---------- LISTED RECORDS

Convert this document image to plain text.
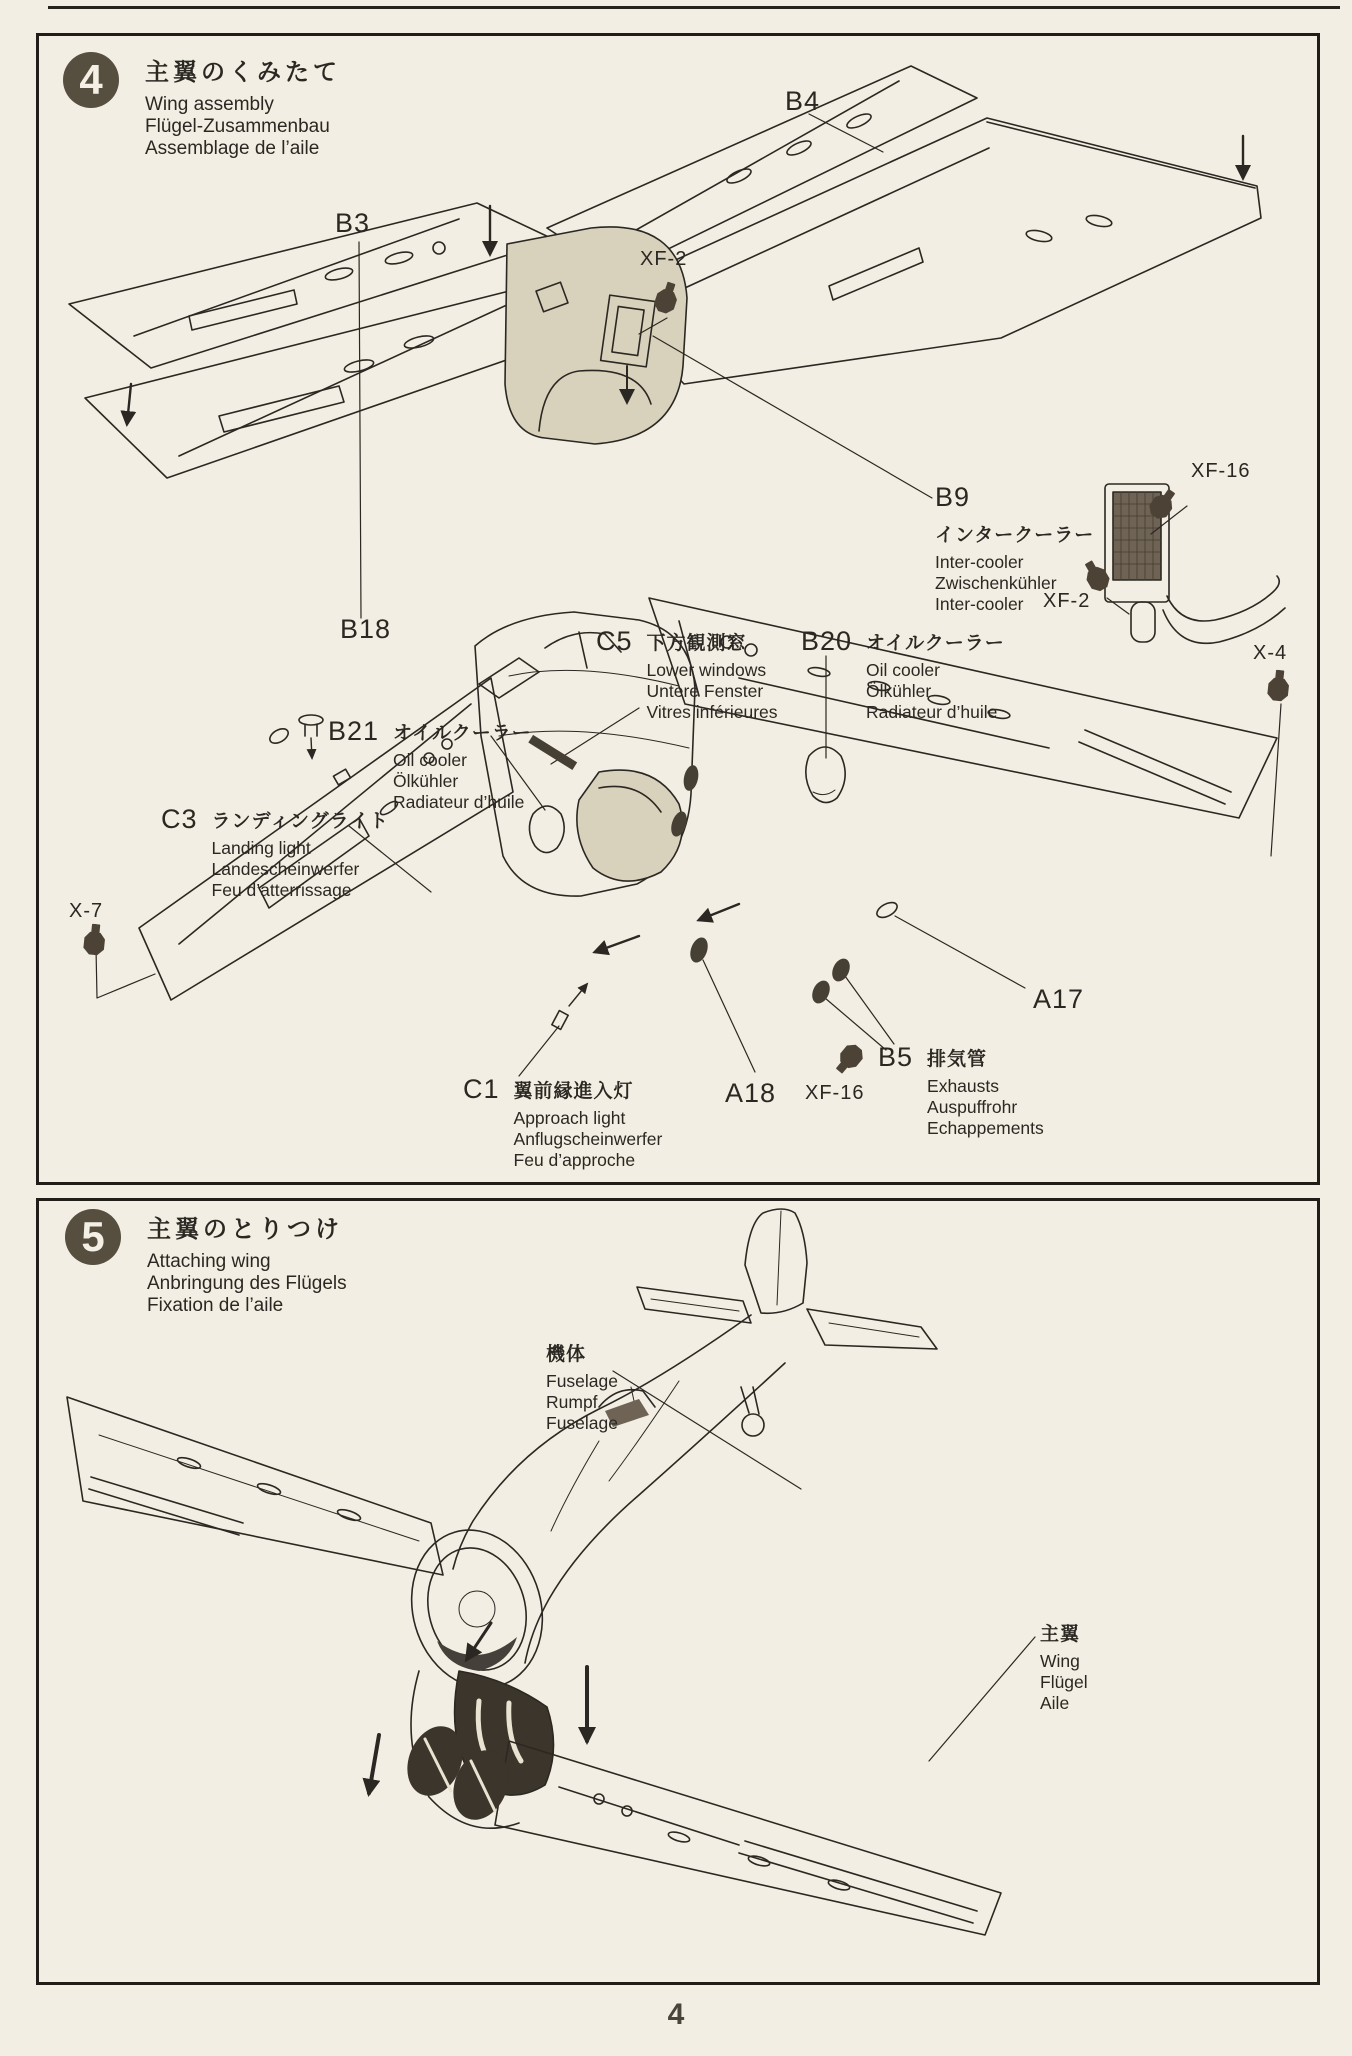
4	主翼のくみたて
Wing assembly
Flügel-Zusammenbau
Assemblage de l’aile
B3
B4
B18
A17
A18
XF-2
XF-16
XF-2
X-4
X-7
XF-16
B9
インタークーラー
Inter-cooler
Zwischenkühler
Inter-cooler
C5 下方観測窓
Lower windows
Untere Fenster
Vitres inférieures
B20 オイルクーラー
Oil cooler
Ölkühler
Radiateur d’huile
B21 オイルクーラー
Oil cooler
Ölkühler
Radiateur d’huile
C3 ランディングライト
Landing light
Landescheinwerfer
Feu d’atterrissage
C1 翼前縁進入灯
Approach light
Anflugscheinwerfer
Feu d’approche
B5 排気管
Exhausts
Auspuffrohr
Echappements
5	主翼のとりつけ
Attaching wing
Anbringung des Flügels
Fixation de l’aile
機体
Fuselage
Rumpf
Fuselage
主翼
Wing
Flügel
Aile
4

--------------------

> [WORK INSTRUCTIONS] Take the data above and repeat it exactly, leaving each picture out.

> [TASK SOLUTION]
Convert this document image to plain text.
4	主翼のくみたて
Wing assembly
Flügel-Zusammenbau
Assemblage de l’aile
B3
B4
B18
A17
A18
XF-2
XF-16
XF-2
X-4
X-7
XF-16
B9
インタークーラー
Inter-cooler
Zwischenkühler
Inter-cooler
C5 下方観測窓
Lower windows
Untere Fenster
Vitres inférieures
B20 オイルクーラー
Oil cooler
Ölkühler
Radiateur d’huile
B21 オイルクーラー
Oil cooler
Ölkühler
Radiateur d’huile
C3 ランディングライト
Landing light
Landescheinwerfer
Feu d’atterrissage
C1 翼前縁進入灯
Approach light
Anflugscheinwerfer
Feu d’approche
B5 排気管
Exhausts
Auspuffrohr
Echappements
5	主翼のとりつけ
Attaching wing
Anbringung des Flügels
Fixation de l’aile
機体
Fuselage
Rumpf
Fuselage
主翼
Wing
Flügel
Aile
4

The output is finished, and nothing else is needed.